▶ _Your task_:
The entries below are to be repeated exactly as they stand.

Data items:
⁂

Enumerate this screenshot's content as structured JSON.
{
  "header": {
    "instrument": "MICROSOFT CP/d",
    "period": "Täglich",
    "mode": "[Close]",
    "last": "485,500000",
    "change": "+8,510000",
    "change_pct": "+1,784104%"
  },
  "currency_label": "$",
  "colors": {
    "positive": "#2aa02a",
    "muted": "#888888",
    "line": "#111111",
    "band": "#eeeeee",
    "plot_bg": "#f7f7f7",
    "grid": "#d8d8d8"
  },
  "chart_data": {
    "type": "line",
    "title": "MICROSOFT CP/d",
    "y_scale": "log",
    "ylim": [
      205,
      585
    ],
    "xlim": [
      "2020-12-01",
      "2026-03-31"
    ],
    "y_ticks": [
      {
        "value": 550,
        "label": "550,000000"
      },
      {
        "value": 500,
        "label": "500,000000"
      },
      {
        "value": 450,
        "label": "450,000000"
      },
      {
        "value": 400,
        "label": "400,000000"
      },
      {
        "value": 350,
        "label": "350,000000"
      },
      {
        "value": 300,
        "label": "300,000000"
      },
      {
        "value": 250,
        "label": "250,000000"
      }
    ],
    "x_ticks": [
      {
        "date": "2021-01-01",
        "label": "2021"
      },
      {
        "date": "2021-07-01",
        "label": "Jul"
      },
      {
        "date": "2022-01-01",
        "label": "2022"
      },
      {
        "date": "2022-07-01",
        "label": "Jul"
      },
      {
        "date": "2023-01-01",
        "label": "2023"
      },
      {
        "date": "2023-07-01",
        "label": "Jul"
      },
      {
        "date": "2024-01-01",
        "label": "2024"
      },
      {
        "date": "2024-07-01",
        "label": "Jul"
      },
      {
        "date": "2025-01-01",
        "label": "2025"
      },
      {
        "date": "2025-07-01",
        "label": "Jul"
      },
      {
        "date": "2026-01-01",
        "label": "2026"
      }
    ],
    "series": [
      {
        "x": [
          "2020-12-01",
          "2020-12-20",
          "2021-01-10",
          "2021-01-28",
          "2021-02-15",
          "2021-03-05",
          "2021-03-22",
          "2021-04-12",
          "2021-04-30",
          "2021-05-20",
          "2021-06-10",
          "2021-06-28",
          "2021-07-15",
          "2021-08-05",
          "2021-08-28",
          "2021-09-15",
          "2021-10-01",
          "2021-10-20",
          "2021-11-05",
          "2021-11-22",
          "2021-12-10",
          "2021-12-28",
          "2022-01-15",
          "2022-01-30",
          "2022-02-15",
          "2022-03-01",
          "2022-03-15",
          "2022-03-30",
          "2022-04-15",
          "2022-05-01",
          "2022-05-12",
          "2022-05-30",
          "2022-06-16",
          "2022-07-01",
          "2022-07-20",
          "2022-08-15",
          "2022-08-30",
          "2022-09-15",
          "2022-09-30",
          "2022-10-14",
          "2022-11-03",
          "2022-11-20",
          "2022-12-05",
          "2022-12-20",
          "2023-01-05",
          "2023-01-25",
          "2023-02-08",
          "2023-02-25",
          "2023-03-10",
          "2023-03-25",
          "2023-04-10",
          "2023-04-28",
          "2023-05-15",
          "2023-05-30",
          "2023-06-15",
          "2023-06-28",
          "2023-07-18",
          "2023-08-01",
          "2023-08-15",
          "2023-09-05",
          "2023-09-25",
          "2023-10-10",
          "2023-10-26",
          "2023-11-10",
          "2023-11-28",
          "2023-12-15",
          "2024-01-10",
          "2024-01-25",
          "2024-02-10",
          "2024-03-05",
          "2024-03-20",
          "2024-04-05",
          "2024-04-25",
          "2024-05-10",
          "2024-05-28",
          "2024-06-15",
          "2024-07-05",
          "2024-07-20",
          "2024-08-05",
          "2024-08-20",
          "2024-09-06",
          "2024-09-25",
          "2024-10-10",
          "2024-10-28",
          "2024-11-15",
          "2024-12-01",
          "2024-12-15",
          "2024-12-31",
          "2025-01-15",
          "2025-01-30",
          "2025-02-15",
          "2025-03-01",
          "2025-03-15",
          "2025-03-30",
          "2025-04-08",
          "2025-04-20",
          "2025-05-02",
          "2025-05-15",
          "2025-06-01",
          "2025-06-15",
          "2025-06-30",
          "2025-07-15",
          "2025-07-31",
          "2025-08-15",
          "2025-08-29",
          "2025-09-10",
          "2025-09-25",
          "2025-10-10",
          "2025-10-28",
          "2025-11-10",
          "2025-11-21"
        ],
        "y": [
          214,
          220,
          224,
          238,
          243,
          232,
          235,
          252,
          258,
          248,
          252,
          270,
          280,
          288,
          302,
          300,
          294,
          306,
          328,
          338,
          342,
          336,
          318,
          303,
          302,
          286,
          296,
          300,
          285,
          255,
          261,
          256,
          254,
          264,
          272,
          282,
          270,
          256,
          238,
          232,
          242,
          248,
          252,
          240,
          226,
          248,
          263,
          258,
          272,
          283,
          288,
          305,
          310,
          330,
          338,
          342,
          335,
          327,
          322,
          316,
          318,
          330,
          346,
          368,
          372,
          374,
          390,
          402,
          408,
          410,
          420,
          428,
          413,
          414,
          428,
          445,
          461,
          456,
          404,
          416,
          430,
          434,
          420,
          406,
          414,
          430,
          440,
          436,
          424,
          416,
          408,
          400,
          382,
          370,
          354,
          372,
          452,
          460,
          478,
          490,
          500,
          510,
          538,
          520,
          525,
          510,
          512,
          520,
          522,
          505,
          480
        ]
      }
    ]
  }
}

⁂

▶ _Response to this exercise_:
Enumerate this screenshot's content as structured JSON.
{
  "header": {
    "instrument": "MICROSOFT CP/d",
    "period": "Täglich",
    "mode": "[Close]",
    "last": "485,500000",
    "change": "+8,510000",
    "change_pct": "+1,784104%"
  },
  "currency_label": "$",
  "colors": {
    "positive": "#2aa02a",
    "muted": "#888888",
    "line": "#111111",
    "band": "#eeeeee",
    "plot_bg": "#f7f7f7",
    "grid": "#d8d8d8"
  },
  "chart_data": {
    "type": "line",
    "title": "MICROSOFT CP/d",
    "y_scale": "log",
    "ylim": [
      205,
      585
    ],
    "xlim": [
      "2020-12-01",
      "2026-03-31"
    ],
    "y_ticks": [
      {
        "value": 550,
        "label": "550,000000"
      },
      {
        "value": 500,
        "label": "500,000000"
      },
      {
        "value": 450,
        "label": "450,000000"
      },
      {
        "value": 400,
        "label": "400,000000"
      },
      {
        "value": 350,
        "label": "350,000000"
      },
      {
        "value": 300,
        "label": "300,000000"
      },
      {
        "value": 250,
        "label": "250,000000"
      }
    ],
    "x_ticks": [
      {
        "date": "2021-01-01",
        "label": "2021"
      },
      {
        "date": "2021-07-01",
        "label": "Jul"
      },
      {
        "date": "2022-01-01",
        "label": "2022"
      },
      {
        "date": "2022-07-01",
        "label": "Jul"
      },
      {
        "date": "2023-01-01",
        "label": "2023"
      },
      {
        "date": "2023-07-01",
        "label": "Jul"
      },
      {
        "date": "2024-01-01",
        "label": "2024"
      },
      {
        "date": "2024-07-01",
        "label": "Jul"
      },
      {
        "date": "2025-01-01",
        "label": "2025"
      },
      {
        "date": "2025-07-01",
        "label": "Jul"
      },
      {
        "date": "2026-01-01",
        "label": "2026"
      }
    ],
    "series": [
      {
        "x": [
          "2020-12-01",
          "2020-12-20",
          "2021-01-10",
          "2021-01-28",
          "2021-02-15",
          "2021-03-05",
          "2021-03-22",
          "2021-04-12",
          "2021-04-30",
          "2021-05-20",
          "2021-06-10",
          "2021-06-28",
          "2021-07-15",
          "2021-08-05",
          "2021-08-28",
          "2021-09-15",
          "2021-10-01",
          "2021-10-20",
          "2021-11-05",
          "2021-11-22",
          "2021-12-10",
          "2021-12-28",
          "2022-01-15",
          "2022-01-30",
          "2022-02-15",
          "2022-03-01",
          "2022-03-15",
          "2022-03-30",
          "2022-04-15",
          "2022-05-01",
          "2022-05-12",
          "2022-05-30",
          "2022-06-16",
          "2022-07-01",
          "2022-07-20",
          "2022-08-15",
          "2022-08-30",
          "2022-09-15",
          "2022-09-30",
          "2022-10-14",
          "2022-11-03",
          "2022-11-20",
          "2022-12-05",
          "2022-12-20",
          "2023-01-05",
          "2023-01-25",
          "2023-02-08",
          "2023-02-25",
          "2023-03-10",
          "2023-03-25",
          "2023-04-10",
          "2023-04-28",
          "2023-05-15",
          "2023-05-30",
          "2023-06-15",
          "2023-06-28",
          "2023-07-18",
          "2023-08-01",
          "2023-08-15",
          "2023-09-05",
          "2023-09-25",
          "2023-10-10",
          "2023-10-26",
          "2023-11-10",
          "2023-11-28",
          "2023-12-15",
          "2024-01-10",
          "2024-01-25",
          "2024-02-10",
          "2024-03-05",
          "2024-03-20",
          "2024-04-05",
          "2024-04-25",
          "2024-05-10",
          "2024-05-28",
          "2024-06-15",
          "2024-07-05",
          "2024-07-20",
          "2024-08-05",
          "2024-08-20",
          "2024-09-06",
          "2024-09-25",
          "2024-10-10",
          "2024-10-28",
          "2024-11-15",
          "2024-12-01",
          "2024-12-15",
          "2024-12-31",
          "2025-01-15",
          "2025-01-30",
          "2025-02-15",
          "2025-03-01",
          "2025-03-15",
          "2025-03-30",
          "2025-04-08",
          "2025-04-20",
          "2025-05-02",
          "2025-05-15",
          "2025-06-01",
          "2025-06-15",
          "2025-06-30",
          "2025-07-15",
          "2025-07-31",
          "2025-08-15",
          "2025-08-29",
          "2025-09-10",
          "2025-09-25",
          "2025-10-10",
          "2025-10-28",
          "2025-11-10",
          "2025-11-21"
        ],
        "y": [
          214,
          220,
          224,
          238,
          243,
          232,
          235,
          252,
          258,
          248,
          252,
          270,
          280,
          288,
          302,
          300,
          294,
          306,
          328,
          338,
          342,
          336,
          318,
          303,
          302,
          286,
          296,
          300,
          285,
          255,
          261,
          256,
          254,
          264,
          272,
          282,
          270,
          256,
          238,
          232,
          242,
          248,
          252,
          240,
          226,
          248,
          263,
          258,
          272,
          283,
          288,
          305,
          310,
          330,
          338,
          342,
          335,
          327,
          322,
          316,
          318,
          330,
          346,
          368,
          372,
          374,
          390,
          402,
          408,
          410,
          420,
          428,
          413,
          414,
          428,
          445,
          461,
          456,
          404,
          416,
          430,
          434,
          420,
          406,
          414,
          430,
          440,
          436,
          424,
          416,
          408,
          400,
          382,
          370,
          354,
          372,
          452,
          460,
          478,
          490,
          500,
          510,
          538,
          520,
          525,
          510,
          512,
          520,
          522,
          505,
          480
        ]
      }
    ]
  }
}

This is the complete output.